Below are some entries; can you quote all of them exactly?

....

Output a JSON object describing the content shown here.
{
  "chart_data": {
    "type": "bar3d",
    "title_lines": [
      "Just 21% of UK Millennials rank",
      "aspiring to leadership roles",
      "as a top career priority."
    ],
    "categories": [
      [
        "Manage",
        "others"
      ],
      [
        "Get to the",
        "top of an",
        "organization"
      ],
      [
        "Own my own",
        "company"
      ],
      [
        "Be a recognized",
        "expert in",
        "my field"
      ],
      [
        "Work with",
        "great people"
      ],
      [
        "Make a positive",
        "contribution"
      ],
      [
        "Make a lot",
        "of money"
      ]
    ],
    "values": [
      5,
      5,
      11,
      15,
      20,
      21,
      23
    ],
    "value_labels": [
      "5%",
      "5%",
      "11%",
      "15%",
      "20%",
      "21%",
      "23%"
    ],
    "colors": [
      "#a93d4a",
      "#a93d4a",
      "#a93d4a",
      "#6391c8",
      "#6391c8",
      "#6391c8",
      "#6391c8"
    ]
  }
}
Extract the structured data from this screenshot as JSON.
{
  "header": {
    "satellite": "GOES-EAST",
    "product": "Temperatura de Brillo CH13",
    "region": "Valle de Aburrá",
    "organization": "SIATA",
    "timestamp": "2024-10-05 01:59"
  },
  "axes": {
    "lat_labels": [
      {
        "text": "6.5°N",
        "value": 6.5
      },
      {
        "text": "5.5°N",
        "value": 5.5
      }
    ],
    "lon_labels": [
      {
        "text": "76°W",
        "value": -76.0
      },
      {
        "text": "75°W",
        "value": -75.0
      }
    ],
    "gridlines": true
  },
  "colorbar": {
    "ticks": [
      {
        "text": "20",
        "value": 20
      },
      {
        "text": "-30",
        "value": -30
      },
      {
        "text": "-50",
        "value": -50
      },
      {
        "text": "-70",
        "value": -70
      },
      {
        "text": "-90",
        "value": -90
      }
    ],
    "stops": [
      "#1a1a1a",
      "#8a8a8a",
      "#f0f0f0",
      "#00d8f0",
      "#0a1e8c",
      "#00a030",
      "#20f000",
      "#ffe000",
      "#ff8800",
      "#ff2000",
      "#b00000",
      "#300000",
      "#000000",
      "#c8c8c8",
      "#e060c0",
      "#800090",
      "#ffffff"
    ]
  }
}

....

#### [Solution for this exercise]
Output a JSON object describing the content shown here.
{
  "chart_data": {
    "type": "bar3d",
    "title_lines": [
      "Just 21% of UK Millennials rank",
      "aspiring to leadership roles",
      "as a top career priority."
    ],
    "categories": [
      [
        "Manage",
        "others"
      ],
      [
        "Get to the",
        "top of an",
        "organization"
      ],
      [
        "Own my own",
        "company"
      ],
      [
        "Be a recognized",
        "expert in",
        "my field"
      ],
      [
        "Work with",
        "great people"
      ],
      [
        "Make a positive",
        "contribution"
      ],
      [
        "Make a lot",
        "of money"
      ]
    ],
    "values": [
      5,
      5,
      11,
      15,
      20,
      21,
      23
    ],
    "value_labels": [
      "5%",
      "5%",
      "11%",
      "15%",
      "20%",
      "21%",
      "23%"
    ],
    "colors": [
      "#a93d4a",
      "#a93d4a",
      "#a93d4a",
      "#6391c8",
      "#6391c8",
      "#6391c8",
      "#6391c8"
    ]
  }
}
Extract the structured data from this screenshot as JSON.
{
  "header": {
    "satellite": "GOES-EAST",
    "product": "Temperatura de Brillo CH13",
    "region": "Valle de Aburrá",
    "organization": "SIATA",
    "timestamp": "2024-10-05 01:59"
  },
  "axes": {
    "lat_labels": [
      {
        "text": "6.5°N",
        "value": 6.5
      },
      {
        "text": "5.5°N",
        "value": 5.5
      }
    ],
    "lon_labels": [
      {
        "text": "76°W",
        "value": -76.0
      },
      {
        "text": "75°W",
        "value": -75.0
      }
    ],
    "gridlines": true
  },
  "colorbar": {
    "ticks": [
      {
        "text": "20",
        "value": 20
      },
      {
        "text": "-30",
        "value": -30
      },
      {
        "text": "-50",
        "value": -50
      },
      {
        "text": "-70",
        "value": -70
      },
      {
        "text": "-90",
        "value": -90
      }
    ],
    "stops": [
      "#1a1a1a",
      "#8a8a8a",
      "#f0f0f0",
      "#00d8f0",
      "#0a1e8c",
      "#00a030",
      "#20f000",
      "#ffe000",
      "#ff8800",
      "#ff2000",
      "#b00000",
      "#300000",
      "#000000",
      "#c8c8c8",
      "#e060c0",
      "#800090",
      "#ffffff"
    ]
  }
}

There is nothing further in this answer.